__Your objective__. All of the data should be output character for character, except the pictures.

Dataset items:
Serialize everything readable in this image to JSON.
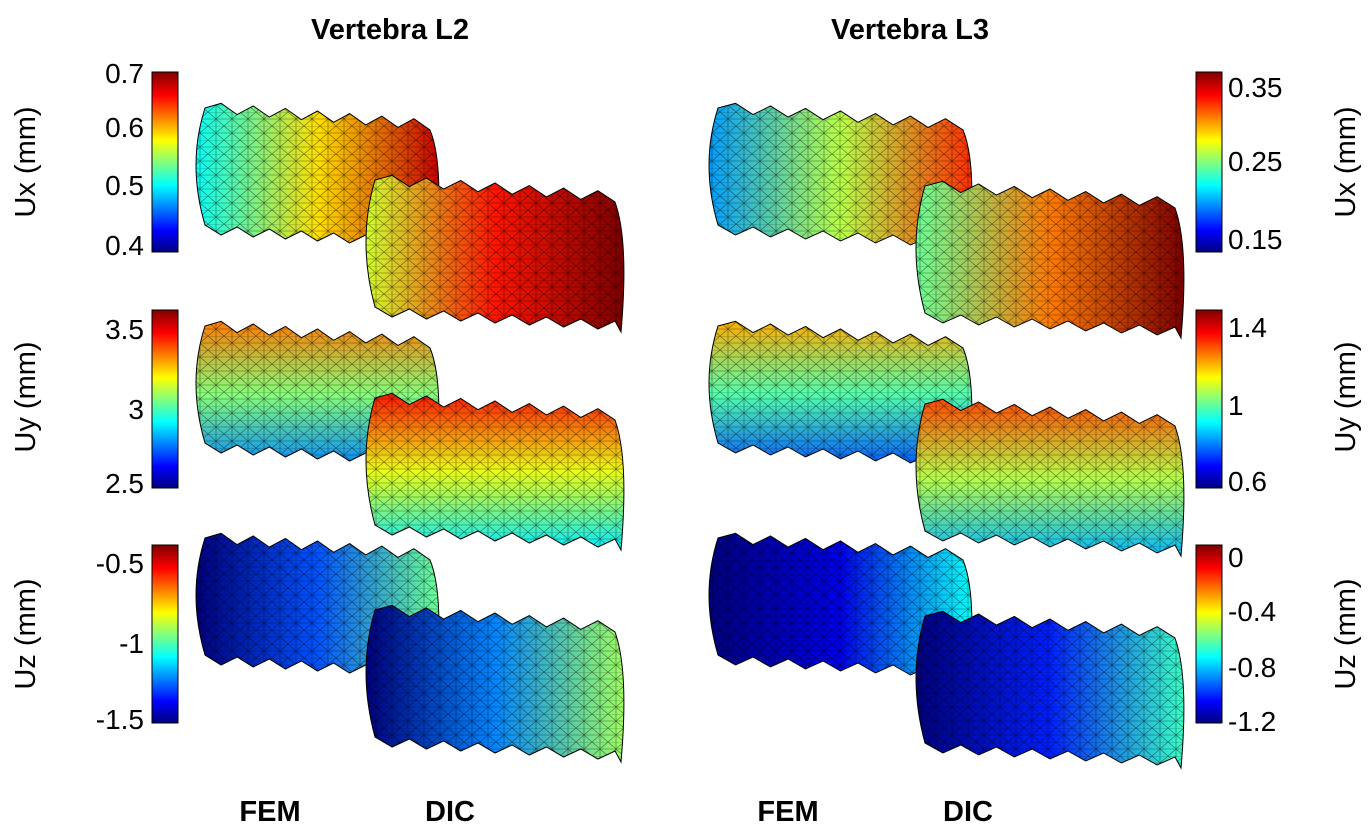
{
  "columns": [
    {
      "title": "Vertebra L2",
      "footer_left": "FEM",
      "footer_right": "DIC"
    },
    {
      "title": "Vertebra L3",
      "footer_left": "FEM",
      "footer_right": "DIC"
    }
  ],
  "colormap": {
    "name": "jet",
    "stops": [
      "#00007f",
      "#0000ff",
      "#00ffff",
      "#ffff00",
      "#ff0000",
      "#7f0000"
    ]
  },
  "rows": [
    {
      "label": "Ux (mm)",
      "L2": {
        "range": [
          0.4,
          0.7
        ],
        "ticks": [
          "0.7",
          "0.6",
          "0.5",
          "0.4"
        ],
        "fem_level": 0.65,
        "dic_level": 0.85
      },
      "L3": {
        "range": [
          0.15,
          0.35
        ],
        "ticks": [
          "0.35",
          "0.25",
          "0.15"
        ],
        "fem_level": 0.55,
        "dic_level": 0.75
      }
    },
    {
      "label": "Uy (mm)",
      "L2": {
        "range": [
          2.5,
          3.5
        ],
        "ticks": [
          "3.5",
          "3",
          "2.5"
        ],
        "fem_level": 0.5,
        "dic_level": 0.6
      },
      "L3": {
        "range": [
          0.6,
          1.4
        ],
        "ticks": [
          "1.4",
          "1",
          "0.6"
        ],
        "fem_level": 0.45,
        "dic_level": 0.55
      }
    },
    {
      "label": "Uz (mm)",
      "L2": {
        "range": [
          -1.5,
          -0.5
        ],
        "ticks": [
          "-0.5",
          "-1",
          "-1.5"
        ],
        "fem_level": 0.2,
        "dic_level": 0.25
      },
      "L3": {
        "range": [
          -1.2,
          0
        ],
        "ticks": [
          "0",
          "-0.4",
          "-0.8",
          "-1.2"
        ],
        "fem_level": 0.1,
        "dic_level": 0.15
      }
    }
  ]
}
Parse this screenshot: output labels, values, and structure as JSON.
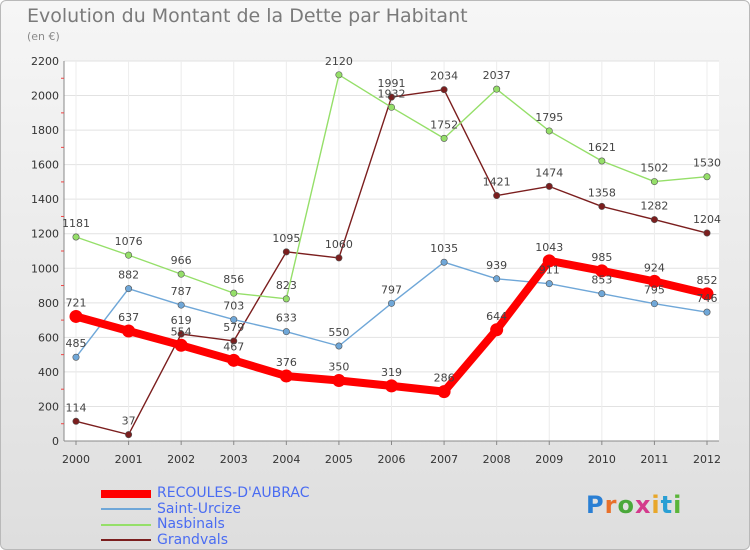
{
  "chart_data": {
    "type": "line",
    "title": "Evolution du Montant de la Dette par Habitant",
    "subtitle": "(en €)",
    "x": [
      "2000",
      "2001",
      "2002",
      "2003",
      "2004",
      "2005",
      "2006",
      "2007",
      "2008",
      "2009",
      "2010",
      "2011",
      "2012"
    ],
    "ylim": [
      0,
      2200
    ],
    "yticks": [
      0,
      200,
      400,
      600,
      800,
      1000,
      1200,
      1400,
      1600,
      1800,
      2000,
      2200
    ],
    "grid": true,
    "legend_position": "bottom-left",
    "series": [
      {
        "name": "RECOULES-D'AUBRAC",
        "color": "#ff0000",
        "values": [
          721,
          637,
          554,
          467,
          376,
          350,
          319,
          286,
          644,
          1043,
          985,
          924,
          852
        ]
      },
      {
        "name": "Saint-Urcize",
        "color": "#6fa7d8",
        "values": [
          485,
          882,
          787,
          703,
          633,
          550,
          797,
          1035,
          939,
          911,
          853,
          795,
          746
        ]
      },
      {
        "name": "Nasbinals",
        "color": "#95df69",
        "values": [
          1181,
          1076,
          966,
          856,
          823,
          2120,
          1932,
          1752,
          2037,
          1795,
          1621,
          1502,
          1530
        ]
      },
      {
        "name": "Grandvals",
        "color": "#7b1e1e",
        "values": [
          114,
          37,
          619,
          579,
          1095,
          1060,
          1991,
          2034,
          1421,
          1474,
          1358,
          1282,
          1204
        ]
      }
    ]
  },
  "logo": {
    "letters": [
      "P",
      "r",
      "o",
      "x",
      "i",
      "t",
      "i"
    ],
    "colors": [
      "#2a7fd4",
      "#e8702a",
      "#4aa83a",
      "#d43a8c",
      "#e8a72a",
      "#2a9fd4",
      "#5bb53a"
    ]
  }
}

__The result__.
Serialize everything readable in this image to JSON.
{
  "columns": [
    {
      "title": "Vertebra L2",
      "footer_left": "FEM",
      "footer_right": "DIC"
    },
    {
      "title": "Vertebra L3",
      "footer_left": "FEM",
      "footer_right": "DIC"
    }
  ],
  "colormap": {
    "name": "jet",
    "stops": [
      "#00007f",
      "#0000ff",
      "#00ffff",
      "#ffff00",
      "#ff0000",
      "#7f0000"
    ]
  },
  "rows": [
    {
      "label": "Ux (mm)",
      "L2": {
        "range": [
          0.4,
          0.7
        ],
        "ticks": [
          "0.7",
          "0.6",
          "0.5",
          "0.4"
        ],
        "fem_level": 0.65,
        "dic_level": 0.85
      },
      "L3": {
        "range": [
          0.15,
          0.35
        ],
        "ticks": [
          "0.35",
          "0.25",
          "0.15"
        ],
        "fem_level": 0.55,
        "dic_level": 0.75
      }
    },
    {
      "label": "Uy (mm)",
      "L2": {
        "range": [
          2.5,
          3.5
        ],
        "ticks": [
          "3.5",
          "3",
          "2.5"
        ],
        "fem_level": 0.5,
        "dic_level": 0.6
      },
      "L3": {
        "range": [
          0.6,
          1.4
        ],
        "ticks": [
          "1.4",
          "1",
          "0.6"
        ],
        "fem_level": 0.45,
        "dic_level": 0.55
      }
    },
    {
      "label": "Uz (mm)",
      "L2": {
        "range": [
          -1.5,
          -0.5
        ],
        "ticks": [
          "-0.5",
          "-1",
          "-1.5"
        ],
        "fem_level": 0.2,
        "dic_level": 0.25
      },
      "L3": {
        "range": [
          -1.2,
          0
        ],
        "ticks": [
          "0",
          "-0.4",
          "-0.8",
          "-1.2"
        ],
        "fem_level": 0.1,
        "dic_level": 0.15
      }
    }
  ]
}
Parse this screenshot: output labels, values, and structure as JSON.
{
  "chart_data": {
    "type": "line",
    "title": "Evolution du Montant de la Dette par Habitant",
    "subtitle": "(en €)",
    "x": [
      "2000",
      "2001",
      "2002",
      "2003",
      "2004",
      "2005",
      "2006",
      "2007",
      "2008",
      "2009",
      "2010",
      "2011",
      "2012"
    ],
    "ylim": [
      0,
      2200
    ],
    "yticks": [
      0,
      200,
      400,
      600,
      800,
      1000,
      1200,
      1400,
      1600,
      1800,
      2000,
      2200
    ],
    "grid": true,
    "legend_position": "bottom-left",
    "series": [
      {
        "name": "RECOULES-D'AUBRAC",
        "color": "#ff0000",
        "values": [
          721,
          637,
          554,
          467,
          376,
          350,
          319,
          286,
          644,
          1043,
          985,
          924,
          852
        ]
      },
      {
        "name": "Saint-Urcize",
        "color": "#6fa7d8",
        "values": [
          485,
          882,
          787,
          703,
          633,
          550,
          797,
          1035,
          939,
          911,
          853,
          795,
          746
        ]
      },
      {
        "name": "Nasbinals",
        "color": "#95df69",
        "values": [
          1181,
          1076,
          966,
          856,
          823,
          2120,
          1932,
          1752,
          2037,
          1795,
          1621,
          1502,
          1530
        ]
      },
      {
        "name": "Grandvals",
        "color": "#7b1e1e",
        "values": [
          114,
          37,
          619,
          579,
          1095,
          1060,
          1991,
          2034,
          1421,
          1474,
          1358,
          1282,
          1204
        ]
      }
    ]
  },
  "logo": {
    "letters": [
      "P",
      "r",
      "o",
      "x",
      "i",
      "t",
      "i"
    ],
    "colors": [
      "#2a7fd4",
      "#e8702a",
      "#4aa83a",
      "#d43a8c",
      "#e8a72a",
      "#2a9fd4",
      "#5bb53a"
    ]
  }
}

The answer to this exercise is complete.